Output the lines of the data from its first line through the line containing "region-value-label: 0.0 <box>1065" as a JSON list of strings, one string per line, including both of those lines and leaving out any blank lines.

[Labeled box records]
========

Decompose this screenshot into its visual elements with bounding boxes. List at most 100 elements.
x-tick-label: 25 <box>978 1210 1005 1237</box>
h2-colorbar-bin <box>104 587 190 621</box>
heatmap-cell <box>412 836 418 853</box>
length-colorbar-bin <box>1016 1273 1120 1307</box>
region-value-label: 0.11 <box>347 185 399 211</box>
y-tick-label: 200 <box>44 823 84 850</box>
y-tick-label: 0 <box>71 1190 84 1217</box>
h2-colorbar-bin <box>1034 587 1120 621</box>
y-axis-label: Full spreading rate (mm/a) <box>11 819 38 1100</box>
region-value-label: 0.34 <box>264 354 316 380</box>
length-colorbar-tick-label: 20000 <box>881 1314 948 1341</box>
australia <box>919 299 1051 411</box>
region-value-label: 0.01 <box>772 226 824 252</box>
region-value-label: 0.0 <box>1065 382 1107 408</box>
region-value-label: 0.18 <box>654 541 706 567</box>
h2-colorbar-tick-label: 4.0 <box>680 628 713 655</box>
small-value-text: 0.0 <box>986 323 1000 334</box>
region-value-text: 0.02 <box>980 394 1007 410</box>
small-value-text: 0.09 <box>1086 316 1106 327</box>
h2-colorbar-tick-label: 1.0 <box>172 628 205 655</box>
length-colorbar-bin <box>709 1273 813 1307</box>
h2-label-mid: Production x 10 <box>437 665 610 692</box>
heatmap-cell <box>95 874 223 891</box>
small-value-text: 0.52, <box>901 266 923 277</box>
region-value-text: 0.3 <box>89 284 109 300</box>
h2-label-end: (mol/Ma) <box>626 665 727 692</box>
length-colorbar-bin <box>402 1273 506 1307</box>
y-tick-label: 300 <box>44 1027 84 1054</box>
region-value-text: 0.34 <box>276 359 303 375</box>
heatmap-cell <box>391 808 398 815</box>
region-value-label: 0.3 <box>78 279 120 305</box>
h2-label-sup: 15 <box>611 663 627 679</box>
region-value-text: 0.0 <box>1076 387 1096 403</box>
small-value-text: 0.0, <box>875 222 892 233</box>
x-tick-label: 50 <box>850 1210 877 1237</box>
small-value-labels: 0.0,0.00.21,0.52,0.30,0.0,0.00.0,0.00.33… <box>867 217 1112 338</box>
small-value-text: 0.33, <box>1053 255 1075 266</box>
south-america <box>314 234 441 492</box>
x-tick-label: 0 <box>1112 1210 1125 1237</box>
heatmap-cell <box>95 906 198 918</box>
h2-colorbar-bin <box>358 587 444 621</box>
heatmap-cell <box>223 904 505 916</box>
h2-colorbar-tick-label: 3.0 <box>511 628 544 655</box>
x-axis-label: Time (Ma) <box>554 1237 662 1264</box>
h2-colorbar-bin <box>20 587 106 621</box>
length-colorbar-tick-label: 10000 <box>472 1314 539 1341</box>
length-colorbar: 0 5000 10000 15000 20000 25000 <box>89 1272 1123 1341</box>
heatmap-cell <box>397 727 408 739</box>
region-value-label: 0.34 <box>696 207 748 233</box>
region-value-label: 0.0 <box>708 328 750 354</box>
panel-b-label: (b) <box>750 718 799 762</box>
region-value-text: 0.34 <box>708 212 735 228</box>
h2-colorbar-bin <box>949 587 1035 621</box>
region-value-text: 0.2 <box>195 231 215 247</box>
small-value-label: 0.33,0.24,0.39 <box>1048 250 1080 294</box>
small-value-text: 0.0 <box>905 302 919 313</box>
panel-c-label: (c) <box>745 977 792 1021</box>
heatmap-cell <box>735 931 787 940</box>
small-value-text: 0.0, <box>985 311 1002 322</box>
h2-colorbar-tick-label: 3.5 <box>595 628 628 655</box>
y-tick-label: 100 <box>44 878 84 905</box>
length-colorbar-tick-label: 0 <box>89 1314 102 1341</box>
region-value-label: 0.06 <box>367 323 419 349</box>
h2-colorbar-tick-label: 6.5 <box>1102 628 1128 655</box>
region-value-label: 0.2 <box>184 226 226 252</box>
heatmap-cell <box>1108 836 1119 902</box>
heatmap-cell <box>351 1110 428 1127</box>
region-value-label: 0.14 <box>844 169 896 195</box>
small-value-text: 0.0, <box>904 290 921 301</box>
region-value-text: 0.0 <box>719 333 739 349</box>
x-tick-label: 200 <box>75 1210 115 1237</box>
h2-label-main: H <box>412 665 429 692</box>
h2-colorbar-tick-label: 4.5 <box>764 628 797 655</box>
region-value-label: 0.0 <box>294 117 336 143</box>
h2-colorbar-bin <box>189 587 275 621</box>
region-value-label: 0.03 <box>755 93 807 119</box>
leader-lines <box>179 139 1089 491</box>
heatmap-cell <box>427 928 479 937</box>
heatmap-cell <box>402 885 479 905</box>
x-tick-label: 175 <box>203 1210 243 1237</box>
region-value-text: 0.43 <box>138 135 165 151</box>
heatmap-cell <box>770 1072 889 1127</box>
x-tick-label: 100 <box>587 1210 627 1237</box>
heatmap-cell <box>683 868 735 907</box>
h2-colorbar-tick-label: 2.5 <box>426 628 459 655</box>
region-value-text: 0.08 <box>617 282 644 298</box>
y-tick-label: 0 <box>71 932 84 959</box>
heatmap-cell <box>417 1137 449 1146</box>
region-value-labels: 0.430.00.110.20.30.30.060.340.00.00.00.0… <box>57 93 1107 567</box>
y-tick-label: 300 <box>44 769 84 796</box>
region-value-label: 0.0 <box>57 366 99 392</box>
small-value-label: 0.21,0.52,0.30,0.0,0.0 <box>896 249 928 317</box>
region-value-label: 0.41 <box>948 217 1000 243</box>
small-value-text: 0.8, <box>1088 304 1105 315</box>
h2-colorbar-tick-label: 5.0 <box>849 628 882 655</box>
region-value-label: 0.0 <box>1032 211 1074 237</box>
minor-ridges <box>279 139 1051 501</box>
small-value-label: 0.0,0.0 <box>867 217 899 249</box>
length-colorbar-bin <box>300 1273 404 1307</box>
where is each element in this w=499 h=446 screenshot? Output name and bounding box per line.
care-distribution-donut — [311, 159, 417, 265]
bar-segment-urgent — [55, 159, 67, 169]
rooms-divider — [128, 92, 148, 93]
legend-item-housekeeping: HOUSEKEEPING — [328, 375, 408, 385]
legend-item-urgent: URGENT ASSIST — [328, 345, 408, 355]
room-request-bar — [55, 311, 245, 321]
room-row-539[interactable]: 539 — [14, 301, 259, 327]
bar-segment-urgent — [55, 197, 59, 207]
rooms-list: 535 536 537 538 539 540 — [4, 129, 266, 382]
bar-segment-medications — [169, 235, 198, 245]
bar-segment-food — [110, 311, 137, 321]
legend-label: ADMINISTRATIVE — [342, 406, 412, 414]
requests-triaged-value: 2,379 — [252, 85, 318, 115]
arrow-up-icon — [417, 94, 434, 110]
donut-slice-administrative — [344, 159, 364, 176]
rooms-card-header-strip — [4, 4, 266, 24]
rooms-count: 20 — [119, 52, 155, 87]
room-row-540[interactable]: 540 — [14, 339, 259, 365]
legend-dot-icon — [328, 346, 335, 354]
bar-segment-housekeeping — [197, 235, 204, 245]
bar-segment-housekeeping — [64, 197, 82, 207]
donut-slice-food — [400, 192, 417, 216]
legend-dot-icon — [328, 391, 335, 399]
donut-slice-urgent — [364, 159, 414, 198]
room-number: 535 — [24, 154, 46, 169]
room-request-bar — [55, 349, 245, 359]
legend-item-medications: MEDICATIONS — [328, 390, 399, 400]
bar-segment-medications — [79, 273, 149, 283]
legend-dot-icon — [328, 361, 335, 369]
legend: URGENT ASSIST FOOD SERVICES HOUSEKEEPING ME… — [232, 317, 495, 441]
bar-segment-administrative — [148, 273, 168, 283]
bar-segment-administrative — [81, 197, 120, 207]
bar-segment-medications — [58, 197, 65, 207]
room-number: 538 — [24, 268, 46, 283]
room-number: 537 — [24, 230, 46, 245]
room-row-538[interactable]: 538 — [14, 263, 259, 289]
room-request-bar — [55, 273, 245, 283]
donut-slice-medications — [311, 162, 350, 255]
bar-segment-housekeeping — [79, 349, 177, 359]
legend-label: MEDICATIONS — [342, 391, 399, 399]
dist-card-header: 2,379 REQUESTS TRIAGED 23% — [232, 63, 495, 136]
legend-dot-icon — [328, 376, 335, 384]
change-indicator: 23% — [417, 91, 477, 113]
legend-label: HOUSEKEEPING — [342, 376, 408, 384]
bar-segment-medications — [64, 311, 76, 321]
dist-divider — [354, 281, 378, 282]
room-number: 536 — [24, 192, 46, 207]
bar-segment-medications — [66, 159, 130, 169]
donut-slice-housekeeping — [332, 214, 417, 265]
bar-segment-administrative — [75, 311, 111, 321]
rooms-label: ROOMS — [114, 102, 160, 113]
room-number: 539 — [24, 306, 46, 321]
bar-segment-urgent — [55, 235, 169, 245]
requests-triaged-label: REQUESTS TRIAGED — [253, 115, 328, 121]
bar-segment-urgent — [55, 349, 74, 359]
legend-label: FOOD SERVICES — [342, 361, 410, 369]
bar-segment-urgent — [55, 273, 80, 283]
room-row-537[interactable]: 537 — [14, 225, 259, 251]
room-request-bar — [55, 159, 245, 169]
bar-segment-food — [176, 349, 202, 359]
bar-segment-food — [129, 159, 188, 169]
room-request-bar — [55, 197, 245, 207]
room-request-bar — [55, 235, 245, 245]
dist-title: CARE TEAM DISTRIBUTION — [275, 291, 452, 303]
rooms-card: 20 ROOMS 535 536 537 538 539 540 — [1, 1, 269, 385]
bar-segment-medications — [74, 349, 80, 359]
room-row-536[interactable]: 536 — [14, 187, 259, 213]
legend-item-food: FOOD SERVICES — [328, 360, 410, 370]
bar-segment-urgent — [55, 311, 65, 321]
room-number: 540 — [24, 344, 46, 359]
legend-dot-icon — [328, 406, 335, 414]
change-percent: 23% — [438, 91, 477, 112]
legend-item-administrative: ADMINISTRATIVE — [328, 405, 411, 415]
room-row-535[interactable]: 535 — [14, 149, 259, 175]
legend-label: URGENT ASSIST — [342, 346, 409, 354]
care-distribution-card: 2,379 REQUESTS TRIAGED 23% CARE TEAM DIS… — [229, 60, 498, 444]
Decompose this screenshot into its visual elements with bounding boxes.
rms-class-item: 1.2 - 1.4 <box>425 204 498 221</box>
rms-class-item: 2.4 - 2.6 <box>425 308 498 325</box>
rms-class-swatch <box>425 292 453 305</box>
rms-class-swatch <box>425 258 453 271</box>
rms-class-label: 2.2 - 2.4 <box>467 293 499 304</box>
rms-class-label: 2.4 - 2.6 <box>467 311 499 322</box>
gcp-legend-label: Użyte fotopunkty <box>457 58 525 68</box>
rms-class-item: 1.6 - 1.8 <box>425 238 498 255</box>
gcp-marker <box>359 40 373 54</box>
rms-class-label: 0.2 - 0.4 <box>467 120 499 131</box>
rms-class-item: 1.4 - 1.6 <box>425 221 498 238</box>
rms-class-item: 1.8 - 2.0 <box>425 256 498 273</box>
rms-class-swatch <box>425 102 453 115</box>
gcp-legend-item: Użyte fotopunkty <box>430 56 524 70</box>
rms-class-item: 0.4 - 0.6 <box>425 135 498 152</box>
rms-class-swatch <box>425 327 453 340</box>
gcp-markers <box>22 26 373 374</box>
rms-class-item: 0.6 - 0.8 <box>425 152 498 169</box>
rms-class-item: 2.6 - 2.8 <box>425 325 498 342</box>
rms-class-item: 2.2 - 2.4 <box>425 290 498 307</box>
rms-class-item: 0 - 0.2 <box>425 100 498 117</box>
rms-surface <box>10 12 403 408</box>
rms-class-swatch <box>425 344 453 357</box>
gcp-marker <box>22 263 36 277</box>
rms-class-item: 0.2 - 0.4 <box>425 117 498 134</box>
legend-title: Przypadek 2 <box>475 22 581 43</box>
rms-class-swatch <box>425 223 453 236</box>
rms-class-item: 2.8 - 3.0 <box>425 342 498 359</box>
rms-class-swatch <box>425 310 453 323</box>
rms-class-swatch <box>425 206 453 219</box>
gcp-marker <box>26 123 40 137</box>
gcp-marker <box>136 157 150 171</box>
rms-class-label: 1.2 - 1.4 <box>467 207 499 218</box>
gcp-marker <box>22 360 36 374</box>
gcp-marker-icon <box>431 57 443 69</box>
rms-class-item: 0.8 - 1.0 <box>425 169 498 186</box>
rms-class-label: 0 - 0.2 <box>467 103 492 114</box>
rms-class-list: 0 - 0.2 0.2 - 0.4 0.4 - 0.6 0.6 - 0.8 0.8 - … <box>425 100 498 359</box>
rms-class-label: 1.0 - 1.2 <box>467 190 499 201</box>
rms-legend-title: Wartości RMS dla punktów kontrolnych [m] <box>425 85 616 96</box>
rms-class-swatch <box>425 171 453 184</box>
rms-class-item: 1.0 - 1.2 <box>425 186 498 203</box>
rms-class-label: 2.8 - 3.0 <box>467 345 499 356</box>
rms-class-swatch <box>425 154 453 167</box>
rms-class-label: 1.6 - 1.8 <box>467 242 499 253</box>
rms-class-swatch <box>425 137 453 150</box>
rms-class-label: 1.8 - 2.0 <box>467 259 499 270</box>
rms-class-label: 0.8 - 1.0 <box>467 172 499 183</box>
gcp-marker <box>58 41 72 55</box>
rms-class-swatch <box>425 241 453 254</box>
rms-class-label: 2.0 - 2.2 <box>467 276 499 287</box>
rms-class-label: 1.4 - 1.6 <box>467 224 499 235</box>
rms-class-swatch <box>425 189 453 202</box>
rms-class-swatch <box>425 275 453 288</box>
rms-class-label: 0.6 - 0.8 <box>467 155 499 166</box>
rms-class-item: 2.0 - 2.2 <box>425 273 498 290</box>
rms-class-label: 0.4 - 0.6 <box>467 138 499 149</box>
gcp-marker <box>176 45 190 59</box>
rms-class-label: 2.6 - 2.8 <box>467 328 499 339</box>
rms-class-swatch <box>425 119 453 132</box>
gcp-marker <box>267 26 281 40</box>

========

→ Reply to the task
[
  "Decompose this screenshot into its visual elements with bounding boxes. List at most 100 elements.",
  "x-tick-label: 25 <box>978 1210 1005 1237</box>",
  "h2-colorbar-bin <box>104 587 190 621</box>",
  "heatmap-cell <box>412 836 418 853</box>",
  "length-colorbar-bin <box>1016 1273 1120 1307</box>",
  "region-value-label: 0.11 <box>347 185 399 211</box>",
  "y-tick-label: 200 <box>44 823 84 850</box>",
  "y-tick-label: 0 <box>71 1190 84 1217</box>",
  "h2-colorbar-bin <box>1034 587 1120 621</box>",
  "y-axis-label: Full spreading rate (mm/a) <box>11 819 38 1100</box>",
  "region-value-label: 0.34 <box>264 354 316 380</box>",
  "length-colorbar-tick-label: 20000 <box>881 1314 948 1341</box>",
  "australia <box>919 299 1051 411</box>",
  "region-value-label: 0.01 <box>772 226 824 252</box>",
  "region-value-label: 0.0 <box>1065 382 1107 408</box>"
]